Excerpted passage:
┌──

The Delhi High Court, through its judgement, in the recent matter of M/S. Golden Tobie Private Limited v. M/S. Golden Tobacco Limited, dated 04-06-21 delved into the interpretation of section 8 of the Arbitration and Conciliation Act in relation to the disputes involving Trademarks. The Hon’ble court considered this dispute concerning the breach of a trademark licensing agreement as arbitrable and referred it to arbitration. In this article, we shall be assessing the legal position applicable in relation to the arbitrability of dispute concerning Trademarks.

Background

In the beginning of 2021 itself, the Hon’ble Supreme Court, in the matter of Vidya Drolia and Ors. v. Durga Trading Corporation, had dealt with the question that what disputes are considered as Arbitrable. The court had propounded a fourfold test to determine what dispute in an arbitration agreement are not arbitrable:

1) When cause of action and subject-matter of the dispute relates to actions in rem.

2) When cause of action and subject-matter of the dispute affects third-party rights and have erga omnes implication.

3) When cause of action and subject-matter of the dispute relates to inalienable sovereign functions of the state.

4) When the subject-matter of the dispute is expressly or by necessary implication non-arbitrable as per mandatory statutes.

The court went on to explicitly mention that “grant and issue of patents and registration of trademarks are exclusive matters falling within the sovereign or government functions and have erga omnes effect. Such grants confer monopoly rights, and hence they are non-arbitrable.

Later on, in the matter of Hero Electric Vehicles Pvt. Ltd. & Anr. v. Lectro E-Mobility Pvt. Ltd & Anr., the Delhi High Court dealt with a similar matter where one of the parties objected against the application of arbitration clause while citing the Supreme Court’s opinion in relation to arbitrability of Trademarks related issues from the Vidya Drolia judgement. However, in this matter, the Delhi High Court allowed the Arbitration while mentioning that “the dispute in the matter does not relate to grant, or registration, of trademarks. The trademarks already stood granted, and registered. The dispute arose on the ground that the right to use the trademark in connection with electric cycles and e-cycles was conferred by a particular agreement on a group different than the one actually using it. This assignment is by contractual terms, not by the statutory ones. The dispute has arisen through a violation of the contractual terms, not of the Trade Mark Act. It does not involve any exercise of sovereign functions. In any event, no inalienable exercise of sovereign governmental functions can be said to be involved in the assignment of the right to use the existing trademarks to the various groups.

These above-mentioned two judgements combinedly set out the parameters for determination of arbitrability of the matter pertaining to Intellectual Property. A similar matter arose in the matter of M/S. Golden Tobie Private Limited v. M/S. Golden Tobacco Limited, which is discussed subsequently.

└──

Record list:
┌──

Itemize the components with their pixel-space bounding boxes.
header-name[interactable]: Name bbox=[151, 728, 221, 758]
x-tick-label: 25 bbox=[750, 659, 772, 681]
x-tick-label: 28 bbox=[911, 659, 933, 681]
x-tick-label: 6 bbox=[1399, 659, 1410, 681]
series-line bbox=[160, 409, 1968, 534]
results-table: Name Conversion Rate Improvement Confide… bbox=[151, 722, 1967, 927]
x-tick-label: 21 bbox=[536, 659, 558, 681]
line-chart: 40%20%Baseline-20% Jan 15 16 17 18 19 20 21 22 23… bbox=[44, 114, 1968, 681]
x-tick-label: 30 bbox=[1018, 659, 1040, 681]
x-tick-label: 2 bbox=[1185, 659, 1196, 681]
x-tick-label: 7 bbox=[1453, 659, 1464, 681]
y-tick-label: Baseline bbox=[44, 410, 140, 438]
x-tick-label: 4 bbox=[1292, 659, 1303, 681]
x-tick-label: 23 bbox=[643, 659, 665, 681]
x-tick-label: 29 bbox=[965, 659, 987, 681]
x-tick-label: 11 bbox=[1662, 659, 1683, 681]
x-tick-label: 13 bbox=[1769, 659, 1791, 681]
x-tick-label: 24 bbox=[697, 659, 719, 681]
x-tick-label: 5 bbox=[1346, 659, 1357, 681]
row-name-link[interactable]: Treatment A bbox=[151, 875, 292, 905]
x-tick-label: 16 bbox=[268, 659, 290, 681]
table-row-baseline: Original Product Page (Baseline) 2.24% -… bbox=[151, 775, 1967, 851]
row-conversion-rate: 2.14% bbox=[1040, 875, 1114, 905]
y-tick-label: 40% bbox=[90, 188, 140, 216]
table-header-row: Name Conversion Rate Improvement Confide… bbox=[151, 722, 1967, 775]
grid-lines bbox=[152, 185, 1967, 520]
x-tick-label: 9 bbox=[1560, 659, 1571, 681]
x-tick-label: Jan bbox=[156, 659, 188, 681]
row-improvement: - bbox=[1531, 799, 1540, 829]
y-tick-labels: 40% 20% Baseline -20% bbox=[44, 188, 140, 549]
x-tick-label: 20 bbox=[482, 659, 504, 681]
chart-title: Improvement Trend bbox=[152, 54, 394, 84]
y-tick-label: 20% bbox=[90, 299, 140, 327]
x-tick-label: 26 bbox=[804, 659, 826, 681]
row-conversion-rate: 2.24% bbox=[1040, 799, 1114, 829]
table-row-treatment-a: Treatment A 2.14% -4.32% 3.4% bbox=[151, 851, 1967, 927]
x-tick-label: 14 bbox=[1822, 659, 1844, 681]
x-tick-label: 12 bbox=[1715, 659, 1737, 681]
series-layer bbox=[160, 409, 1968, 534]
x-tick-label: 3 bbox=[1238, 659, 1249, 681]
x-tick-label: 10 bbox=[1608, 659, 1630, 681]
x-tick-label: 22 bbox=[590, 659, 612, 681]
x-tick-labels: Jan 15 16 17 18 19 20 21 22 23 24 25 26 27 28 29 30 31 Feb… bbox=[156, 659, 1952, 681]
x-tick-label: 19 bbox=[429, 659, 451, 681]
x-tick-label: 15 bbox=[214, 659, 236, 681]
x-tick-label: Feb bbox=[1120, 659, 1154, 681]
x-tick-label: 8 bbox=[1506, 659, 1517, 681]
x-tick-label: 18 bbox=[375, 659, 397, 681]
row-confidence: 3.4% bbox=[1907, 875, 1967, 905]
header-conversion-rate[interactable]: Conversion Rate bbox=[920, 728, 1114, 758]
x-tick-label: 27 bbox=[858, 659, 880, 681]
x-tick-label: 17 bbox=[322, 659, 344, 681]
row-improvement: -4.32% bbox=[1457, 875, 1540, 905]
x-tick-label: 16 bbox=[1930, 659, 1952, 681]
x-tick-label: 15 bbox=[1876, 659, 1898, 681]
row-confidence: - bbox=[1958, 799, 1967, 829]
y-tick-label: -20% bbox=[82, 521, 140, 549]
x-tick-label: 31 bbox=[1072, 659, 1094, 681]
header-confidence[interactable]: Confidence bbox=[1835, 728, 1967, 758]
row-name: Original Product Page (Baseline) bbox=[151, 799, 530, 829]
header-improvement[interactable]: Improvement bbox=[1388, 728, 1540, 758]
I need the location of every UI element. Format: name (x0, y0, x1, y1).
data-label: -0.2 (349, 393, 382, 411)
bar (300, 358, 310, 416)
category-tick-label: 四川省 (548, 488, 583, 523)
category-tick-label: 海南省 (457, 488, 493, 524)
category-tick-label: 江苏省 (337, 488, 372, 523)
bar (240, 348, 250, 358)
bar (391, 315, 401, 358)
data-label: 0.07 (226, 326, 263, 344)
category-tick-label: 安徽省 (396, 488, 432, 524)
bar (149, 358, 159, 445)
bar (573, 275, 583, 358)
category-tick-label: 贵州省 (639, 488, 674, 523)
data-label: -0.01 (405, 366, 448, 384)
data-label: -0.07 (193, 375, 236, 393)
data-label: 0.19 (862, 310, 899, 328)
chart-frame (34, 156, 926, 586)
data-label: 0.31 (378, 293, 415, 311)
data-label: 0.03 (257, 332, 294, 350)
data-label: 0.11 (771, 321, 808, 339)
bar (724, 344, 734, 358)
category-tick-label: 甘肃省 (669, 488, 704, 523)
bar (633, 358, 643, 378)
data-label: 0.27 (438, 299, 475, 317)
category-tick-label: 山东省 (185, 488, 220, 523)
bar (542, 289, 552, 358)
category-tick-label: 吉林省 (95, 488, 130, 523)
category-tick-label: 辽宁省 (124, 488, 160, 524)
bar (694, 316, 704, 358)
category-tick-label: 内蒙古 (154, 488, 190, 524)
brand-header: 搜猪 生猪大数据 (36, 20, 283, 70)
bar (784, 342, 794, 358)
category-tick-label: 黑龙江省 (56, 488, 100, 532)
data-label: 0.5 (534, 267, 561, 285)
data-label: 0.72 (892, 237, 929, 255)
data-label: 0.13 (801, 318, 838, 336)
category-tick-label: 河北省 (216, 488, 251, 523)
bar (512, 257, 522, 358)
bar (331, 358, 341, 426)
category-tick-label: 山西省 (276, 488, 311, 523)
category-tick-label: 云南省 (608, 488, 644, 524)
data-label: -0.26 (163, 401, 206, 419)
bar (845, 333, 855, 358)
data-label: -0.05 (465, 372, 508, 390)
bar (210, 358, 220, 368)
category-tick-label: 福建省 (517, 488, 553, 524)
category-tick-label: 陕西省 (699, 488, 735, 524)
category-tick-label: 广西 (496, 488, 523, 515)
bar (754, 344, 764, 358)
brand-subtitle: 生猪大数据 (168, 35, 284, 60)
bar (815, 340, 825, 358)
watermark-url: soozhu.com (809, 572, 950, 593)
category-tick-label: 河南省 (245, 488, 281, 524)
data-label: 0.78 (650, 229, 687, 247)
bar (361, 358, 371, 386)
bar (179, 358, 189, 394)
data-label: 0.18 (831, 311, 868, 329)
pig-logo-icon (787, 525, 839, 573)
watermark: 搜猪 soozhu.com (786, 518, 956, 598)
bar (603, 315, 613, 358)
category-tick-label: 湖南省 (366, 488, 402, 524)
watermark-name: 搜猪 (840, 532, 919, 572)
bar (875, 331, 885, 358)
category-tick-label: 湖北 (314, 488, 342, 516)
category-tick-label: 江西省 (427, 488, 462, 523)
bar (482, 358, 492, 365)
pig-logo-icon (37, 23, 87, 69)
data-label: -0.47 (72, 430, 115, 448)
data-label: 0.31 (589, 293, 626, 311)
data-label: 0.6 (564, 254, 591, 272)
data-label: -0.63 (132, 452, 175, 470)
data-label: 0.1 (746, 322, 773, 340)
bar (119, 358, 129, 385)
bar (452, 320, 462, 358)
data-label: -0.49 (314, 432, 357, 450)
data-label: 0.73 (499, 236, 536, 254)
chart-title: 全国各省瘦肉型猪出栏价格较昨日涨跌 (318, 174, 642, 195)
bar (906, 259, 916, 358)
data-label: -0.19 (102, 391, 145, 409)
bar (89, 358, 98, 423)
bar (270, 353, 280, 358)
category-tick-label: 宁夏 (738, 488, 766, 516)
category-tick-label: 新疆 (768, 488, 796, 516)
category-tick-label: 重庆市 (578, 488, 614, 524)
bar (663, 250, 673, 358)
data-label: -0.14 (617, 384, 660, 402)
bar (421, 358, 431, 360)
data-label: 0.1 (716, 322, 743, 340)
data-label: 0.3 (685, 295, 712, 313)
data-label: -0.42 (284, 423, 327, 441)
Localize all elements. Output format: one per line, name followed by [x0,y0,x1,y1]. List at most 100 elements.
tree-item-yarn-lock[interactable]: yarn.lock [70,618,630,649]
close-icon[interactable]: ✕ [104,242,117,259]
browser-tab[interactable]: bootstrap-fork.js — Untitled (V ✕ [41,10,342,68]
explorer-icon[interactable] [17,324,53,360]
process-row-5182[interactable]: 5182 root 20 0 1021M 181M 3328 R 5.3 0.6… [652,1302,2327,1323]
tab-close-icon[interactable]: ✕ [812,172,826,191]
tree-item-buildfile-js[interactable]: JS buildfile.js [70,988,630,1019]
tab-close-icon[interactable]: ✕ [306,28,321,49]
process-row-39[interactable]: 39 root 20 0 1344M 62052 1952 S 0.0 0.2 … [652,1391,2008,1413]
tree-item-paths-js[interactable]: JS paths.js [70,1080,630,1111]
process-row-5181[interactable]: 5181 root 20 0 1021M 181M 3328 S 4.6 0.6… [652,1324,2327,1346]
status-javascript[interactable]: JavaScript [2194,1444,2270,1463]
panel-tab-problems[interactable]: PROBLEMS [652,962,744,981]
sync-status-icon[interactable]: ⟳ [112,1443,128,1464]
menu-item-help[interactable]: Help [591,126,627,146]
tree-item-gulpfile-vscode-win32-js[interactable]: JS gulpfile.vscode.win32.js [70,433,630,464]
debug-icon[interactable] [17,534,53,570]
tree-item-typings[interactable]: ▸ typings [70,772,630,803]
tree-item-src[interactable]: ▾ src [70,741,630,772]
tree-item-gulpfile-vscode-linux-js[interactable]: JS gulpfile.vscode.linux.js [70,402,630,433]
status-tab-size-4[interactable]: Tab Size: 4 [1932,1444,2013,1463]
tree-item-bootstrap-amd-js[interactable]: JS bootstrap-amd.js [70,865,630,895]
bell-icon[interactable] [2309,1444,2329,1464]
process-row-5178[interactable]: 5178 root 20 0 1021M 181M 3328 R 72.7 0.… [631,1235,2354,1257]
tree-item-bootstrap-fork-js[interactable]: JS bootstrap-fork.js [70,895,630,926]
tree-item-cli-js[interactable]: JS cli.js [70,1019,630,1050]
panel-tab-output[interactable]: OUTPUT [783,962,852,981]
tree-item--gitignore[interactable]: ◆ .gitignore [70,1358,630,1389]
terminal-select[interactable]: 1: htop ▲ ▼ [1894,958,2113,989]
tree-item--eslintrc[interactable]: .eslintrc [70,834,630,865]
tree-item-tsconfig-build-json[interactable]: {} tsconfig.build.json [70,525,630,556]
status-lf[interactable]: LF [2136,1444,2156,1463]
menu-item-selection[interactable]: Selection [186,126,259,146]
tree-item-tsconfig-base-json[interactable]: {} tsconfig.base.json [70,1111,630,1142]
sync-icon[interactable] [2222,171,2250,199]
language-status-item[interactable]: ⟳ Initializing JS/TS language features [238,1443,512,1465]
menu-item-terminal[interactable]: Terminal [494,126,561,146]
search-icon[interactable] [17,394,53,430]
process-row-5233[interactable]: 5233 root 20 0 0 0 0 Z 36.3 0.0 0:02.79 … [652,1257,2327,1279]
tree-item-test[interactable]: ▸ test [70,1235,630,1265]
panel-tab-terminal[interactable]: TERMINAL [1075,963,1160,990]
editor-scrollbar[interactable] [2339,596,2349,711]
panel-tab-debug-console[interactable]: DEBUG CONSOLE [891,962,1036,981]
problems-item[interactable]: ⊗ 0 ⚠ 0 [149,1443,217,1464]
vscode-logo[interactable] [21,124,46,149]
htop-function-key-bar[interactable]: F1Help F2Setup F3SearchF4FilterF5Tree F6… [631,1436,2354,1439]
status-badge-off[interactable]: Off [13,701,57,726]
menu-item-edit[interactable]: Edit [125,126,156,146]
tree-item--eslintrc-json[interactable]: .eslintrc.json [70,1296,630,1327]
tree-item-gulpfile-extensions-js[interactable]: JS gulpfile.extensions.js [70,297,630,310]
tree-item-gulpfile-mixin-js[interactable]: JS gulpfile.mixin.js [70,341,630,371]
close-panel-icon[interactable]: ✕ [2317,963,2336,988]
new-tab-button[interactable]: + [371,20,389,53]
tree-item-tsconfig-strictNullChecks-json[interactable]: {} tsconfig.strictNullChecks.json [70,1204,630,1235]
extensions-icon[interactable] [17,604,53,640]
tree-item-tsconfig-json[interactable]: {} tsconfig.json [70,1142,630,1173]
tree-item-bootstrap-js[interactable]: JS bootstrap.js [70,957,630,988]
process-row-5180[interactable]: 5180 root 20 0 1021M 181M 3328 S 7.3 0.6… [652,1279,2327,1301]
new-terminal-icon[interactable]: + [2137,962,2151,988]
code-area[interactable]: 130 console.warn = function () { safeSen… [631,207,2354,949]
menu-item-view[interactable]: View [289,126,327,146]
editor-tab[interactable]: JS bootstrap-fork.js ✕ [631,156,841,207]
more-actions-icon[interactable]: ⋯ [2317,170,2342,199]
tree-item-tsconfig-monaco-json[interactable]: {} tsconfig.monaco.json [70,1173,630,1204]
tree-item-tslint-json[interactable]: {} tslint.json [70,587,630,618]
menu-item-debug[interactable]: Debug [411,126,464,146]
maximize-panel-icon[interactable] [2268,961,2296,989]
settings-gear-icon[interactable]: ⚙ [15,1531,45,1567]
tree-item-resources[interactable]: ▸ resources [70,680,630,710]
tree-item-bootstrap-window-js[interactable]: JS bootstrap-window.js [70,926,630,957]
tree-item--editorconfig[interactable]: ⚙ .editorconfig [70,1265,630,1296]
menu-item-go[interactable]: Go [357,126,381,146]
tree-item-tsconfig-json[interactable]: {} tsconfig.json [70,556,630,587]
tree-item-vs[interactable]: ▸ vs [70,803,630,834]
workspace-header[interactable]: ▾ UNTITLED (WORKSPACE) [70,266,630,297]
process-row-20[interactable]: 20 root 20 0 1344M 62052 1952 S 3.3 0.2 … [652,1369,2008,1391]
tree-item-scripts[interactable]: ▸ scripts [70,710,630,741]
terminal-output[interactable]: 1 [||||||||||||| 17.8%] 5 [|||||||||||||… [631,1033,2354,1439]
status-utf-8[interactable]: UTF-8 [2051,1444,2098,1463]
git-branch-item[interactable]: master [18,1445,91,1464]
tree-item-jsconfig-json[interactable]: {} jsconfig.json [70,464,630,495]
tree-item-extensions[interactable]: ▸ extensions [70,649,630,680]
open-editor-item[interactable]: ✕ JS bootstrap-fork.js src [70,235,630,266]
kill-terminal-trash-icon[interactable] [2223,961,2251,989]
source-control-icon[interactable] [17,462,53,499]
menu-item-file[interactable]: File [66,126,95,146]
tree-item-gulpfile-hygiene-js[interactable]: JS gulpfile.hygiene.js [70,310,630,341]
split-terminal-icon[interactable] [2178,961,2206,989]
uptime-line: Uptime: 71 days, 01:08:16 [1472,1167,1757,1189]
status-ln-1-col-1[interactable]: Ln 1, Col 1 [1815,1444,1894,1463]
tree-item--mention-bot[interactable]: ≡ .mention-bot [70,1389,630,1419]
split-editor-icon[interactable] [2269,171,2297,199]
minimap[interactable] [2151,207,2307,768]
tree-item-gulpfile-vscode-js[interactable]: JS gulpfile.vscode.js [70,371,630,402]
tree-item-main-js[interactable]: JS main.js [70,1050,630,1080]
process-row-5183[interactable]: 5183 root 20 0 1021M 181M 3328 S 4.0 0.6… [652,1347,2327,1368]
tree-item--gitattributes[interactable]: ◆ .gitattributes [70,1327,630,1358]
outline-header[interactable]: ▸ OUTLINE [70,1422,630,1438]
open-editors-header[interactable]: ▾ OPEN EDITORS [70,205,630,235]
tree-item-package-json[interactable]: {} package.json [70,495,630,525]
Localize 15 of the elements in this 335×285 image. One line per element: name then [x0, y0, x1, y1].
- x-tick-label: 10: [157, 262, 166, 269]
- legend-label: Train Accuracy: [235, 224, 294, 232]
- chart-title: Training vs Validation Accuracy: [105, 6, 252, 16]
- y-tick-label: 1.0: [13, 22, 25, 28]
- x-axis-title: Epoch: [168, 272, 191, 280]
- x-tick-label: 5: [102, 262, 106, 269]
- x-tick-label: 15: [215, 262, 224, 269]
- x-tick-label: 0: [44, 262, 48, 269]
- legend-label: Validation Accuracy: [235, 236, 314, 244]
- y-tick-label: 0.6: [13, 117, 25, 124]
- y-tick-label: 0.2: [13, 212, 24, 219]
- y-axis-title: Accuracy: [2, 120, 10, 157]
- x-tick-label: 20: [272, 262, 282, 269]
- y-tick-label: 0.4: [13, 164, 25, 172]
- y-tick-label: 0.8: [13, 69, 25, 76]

└──

Tasks:
• a. Translate this sentence from the article on trademark arbitrability into Spanish: "This assignment is by contractual terms, not by the statutory ones."
• b. According to the article on trademark arbitrability, why did the Delhi High Court allow arbitration in Hero Electric Vehicles Pvt. Ltd. & Anr. v. Lectro E-Mobility Pvt. Ltd & Anr.? Answer in one to three sentences.

Expected answers:
• a. Esta cesión se rige por términos contractuales, no por los estatutarios.

• b. The dispute was not about granting or registering trademarks, since those trademarks were already granted and registered. It arose from a breach of contractual terms over who could use the marks, not from a breach of the Trade Mark Act. No exercise of sovereign functions was involved.